→ **PROBLEM STATEMENT**: Go through the entries below, tally each line with the string "kind", and give the final number by itself.

#### TASK MATERIAL ####

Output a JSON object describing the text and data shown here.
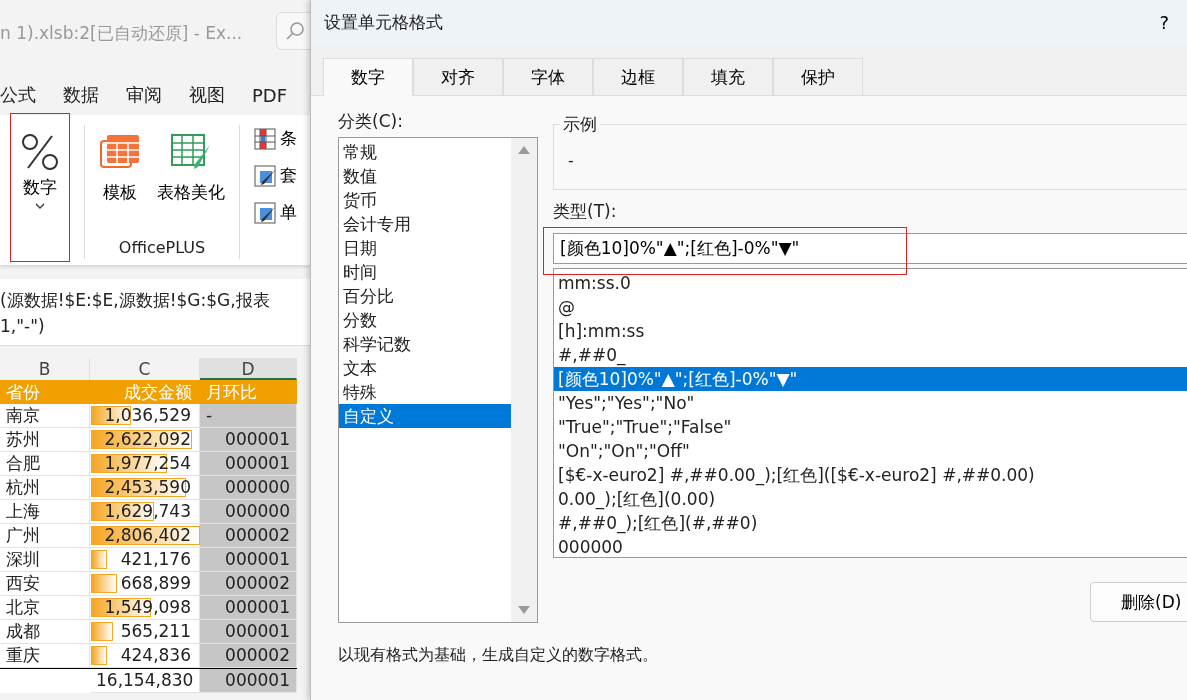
{
  "excel": {
    "title": "n 1).xlsb:2[已自动还原]  -  Ex...",
    "menu": [
      {
        "label": "公式"
      },
      {
        "label": "数据"
      },
      {
        "label": "审阅"
      },
      {
        "label": "视图"
      },
      {
        "label": "PDF"
      }
    ],
    "ribbon": {
      "number_button": {
        "label": "数字",
        "highlighted": true
      },
      "officeplus": {
        "buttons": [
          {
            "label": "模板",
            "kind": "template"
          },
          {
            "label": "表格美化",
            "kind": "beautify"
          }
        ],
        "group_label": "OfficePLUS"
      },
      "side_items": [
        {
          "label": "条",
          "kind": "conditional"
        },
        {
          "label": "套",
          "kind": "format"
        },
        {
          "label": "单",
          "kind": "format"
        }
      ]
    },
    "formula": [
      "(源数据!$E:$E,源数据!$G:$G,报表",
      "1,\"-\")"
    ],
    "sheet": {
      "columns": [
        {
          "label": "B",
          "selected": false
        },
        {
          "label": "C",
          "selected": false
        },
        {
          "label": "D",
          "selected": true
        }
      ],
      "headers": [
        "省份",
        "成交金额",
        "月环比"
      ],
      "rows": [
        {
          "province": "南京",
          "amount": "1,036,529",
          "level": 0.37,
          "mom": "-"
        },
        {
          "province": "苏州",
          "amount": "2,622,092",
          "level": 0.93,
          "mom": "000001"
        },
        {
          "province": "合肥",
          "amount": "1,977,254",
          "level": 0.7,
          "mom": "000001"
        },
        {
          "province": "杭州",
          "amount": "2,453,590",
          "level": 0.87,
          "mom": "000000"
        },
        {
          "province": "上海",
          "amount": "1,629,743",
          "level": 0.58,
          "mom": "000000"
        },
        {
          "province": "广州",
          "amount": "2,806,402",
          "level": 1.0,
          "mom": "000002"
        },
        {
          "province": "深圳",
          "amount": "421,176",
          "level": 0.15,
          "mom": "000001"
        },
        {
          "province": "西安",
          "amount": "668,899",
          "level": 0.24,
          "mom": "000002"
        },
        {
          "province": "北京",
          "amount": "1,549,098",
          "level": 0.55,
          "mom": "000001"
        },
        {
          "province": "成都",
          "amount": "565,211",
          "level": 0.2,
          "mom": "000001"
        },
        {
          "province": "重庆",
          "amount": "424,836",
          "level": 0.15,
          "mom": "000002"
        }
      ],
      "total": {
        "amount": "16,154,830",
        "mom": "000001"
      }
    }
  },
  "dialog": {
    "title": "设置单元格格式",
    "help": "?",
    "tabs": [
      {
        "label": "数字",
        "selected": true
      },
      {
        "label": "对齐",
        "selected": false
      },
      {
        "label": "字体",
        "selected": false
      },
      {
        "label": "边框",
        "selected": false
      },
      {
        "label": "填充",
        "selected": false
      },
      {
        "label": "保护",
        "selected": false
      }
    ],
    "category_label": "分类(C):",
    "categories": [
      {
        "label": "常规",
        "selected": false
      },
      {
        "label": "数值",
        "selected": false
      },
      {
        "label": "货币",
        "selected": false
      },
      {
        "label": "会计专用",
        "selected": false
      },
      {
        "label": "日期",
        "selected": false
      },
      {
        "label": "时间",
        "selected": false
      },
      {
        "label": "百分比",
        "selected": false
      },
      {
        "label": "分数",
        "selected": false
      },
      {
        "label": "科学记数",
        "selected": false
      },
      {
        "label": "文本",
        "selected": false
      },
      {
        "label": "特殊",
        "selected": false
      },
      {
        "label": "自定义",
        "selected": true
      }
    ],
    "sample": {
      "label": "示例",
      "value": "-"
    },
    "type": {
      "label": "类型(T):",
      "value": "[颜色10]0%\"▲\";[红色]-0%\"▼\"",
      "highlighted": true
    },
    "formats": [
      {
        "label": "mm:ss.0",
        "selected": false
      },
      {
        "label": "@",
        "selected": false
      },
      {
        "label": "[h]:mm:ss",
        "selected": false
      },
      {
        "label": "#,##0_",
        "selected": false
      },
      {
        "label": "[颜色10]0%\"▲\";[红色]-0%\"▼\"",
        "selected": true
      },
      {
        "label": "\"Yes\";\"Yes\";\"No\"",
        "selected": false
      },
      {
        "label": "\"True\";\"True\";\"False\"",
        "selected": false
      },
      {
        "label": "\"On\";\"On\";\"Off\"",
        "selected": false
      },
      {
        "label": "[$€-x-euro2] #,##0.00_);[红色]([$€-x-euro2] #,##0.00)",
        "selected": false
      },
      {
        "label": "0.00_);[红色](0.00)",
        "selected": false
      },
      {
        "label": "#,##0_);[红色](#,##0)",
        "selected": false
      },
      {
        "label": "000000",
        "selected": false
      }
    ],
    "delete_button": "删除(D)",
    "description": "以现有格式为基础，生成自定义的数字格式。"
  }
}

####

→ **RESPONSE TO THE TASK**: 5